- [DATA TO PROCESS]:

++++++

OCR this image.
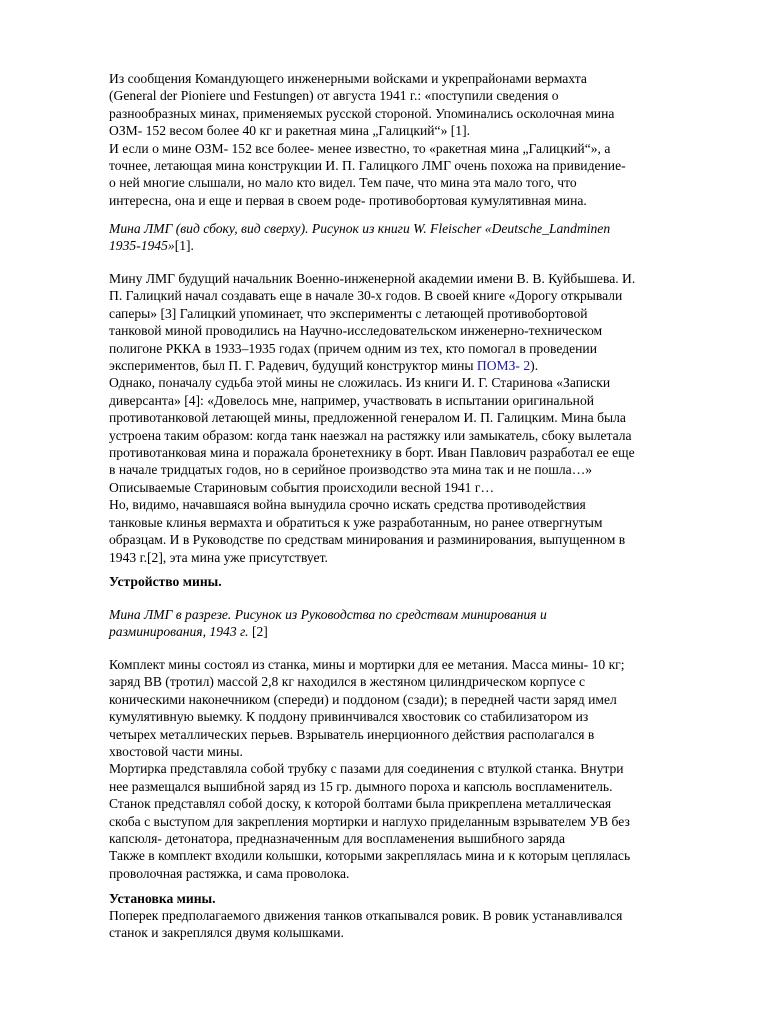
Из сообщения Командующего инженерными войсками и укрепрайонами вермахта
(General der Pioniere und Festungen) от августа 1941 г.: «поступили сведения о
разнообразных минах, применяемых русской стороной. Упоминались осколочная мина
ОЗМ- 152 весом более 40 кг и ракетная мина „Галицкий“» [1].
И если о мине ОЗМ- 152 все более- менее известно, то «ракетная мина „Галицкий“», а
точнее, летающая мина конструкции И. П. Галицкого ЛМГ очень похожа на привидение-
о ней многие слышали, но мало кто видел. Тем паче, что мина эта мало того, что
интересна, она и еще и первая в своем роде- противобортовая кумулятивная мина.
Мина ЛМГ (вид сбоку, вид сверху). Рисунок из книги W. Fleischer «Deutsche_Landminen
1935-1945»[1].
Мину ЛМГ будущий начальник Военно-инженерной академии имени В. В. Куйбышева. И.
П. Галицкий начал создавать еще в начале 30-х годов. В своей книге «Дорогу открывали
саперы» [3] Галицкий упоминает, что эксперименты с летающей противобортовой
танковой миной проводились на Научно-исследовательском инженерно-техническом
полигоне РККА в 1933–1935 годах (причем одним из тех, кто помогал в проведении
экспериментов, был П. Г. Радевич, будущий конструктор мины ПОМЗ- 2).
Однако, поначалу судьба этой мины не сложилась. Из книги И. Г. Старинова «Записки
диверсанта» [4]: «Довелось мне, например, участвовать в испытании оригинальной
противотанковой летающей мины, предложенной генералом И. П. Галицким. Мина была
устроена таким образом: когда танк наезжал на растяжку или замыкатель, сбоку вылетала
противотанковая мина и поражала бронетехнику в борт. Иван Павлович разработал ее еще
в начале тридцатых годов, но в серийное производство эта мина так и не пошла…»
Описываемые Стариновым события происходили весной 1941 г…
Но, видимо, начавшаяся война вынудила срочно искать средства противодействия
танковые клинья вермахта и обратиться к уже разработанным, но ранее отвергнутым
образцам. И в Руководстве по средствам минирования и разминирования, выпущенном в
1943 г.[2], эта мина уже присутствует.
Устройство мины.
Мина ЛМГ в разрезе. Рисунок из Руководства по средствам минирования и
разминирования, 1943 г. [2]
Комплект мины состоял из станка, мины и мортирки для ее метания. Масса мины- 10 кг;
заряд ВВ (тротил) массой 2,8 кг находился в жестяном цилиндрическом корпусе с
коническими наконечником (спереди) и поддоном (сзади); в передней части заряд имел
кумулятивную выемку. К поддону привинчивался хвостовик со стабилизатором из
четырех металлических перьев. Взрыватель инерционного действия располагался в
хвостовой части мины.
Мортирка представляла собой трубку с пазами для соединения с втулкой станка. Внутри
нее размещался вышибной заряд из 15 гр. дымного пороха и капсюль воспламенитель.
Станок представлял собой доску, к которой болтами была прикреплена металлическая
скоба с выступом для закрепления мортирки и наглухо приделанным взрывателем УВ без
капсюля- детонатора, предназначенным для воспламенения вышибного заряда
Также в комплект входили колышки, которыми закреплялась мина и к которым цеплялась
проволочная растяжка, и сама проволока.
Установка мины.
Поперек предполагаемого движения танков откапывался ровик. В ровик устанавливался
станок и закреплялся двумя колышками.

++++++

- [WHAT IS EXPECTED]: From the data, list each line in which the string "сбоку" appears.

- [WORKED ANSWER]:
Мина ЛМГ (вид сбоку, вид сверху). Рисунок из книги W. Fleischer «Deutsche_Landminen
устроена таким образом: когда танк наезжал на растяжку или замыкатель, сбоку вылетала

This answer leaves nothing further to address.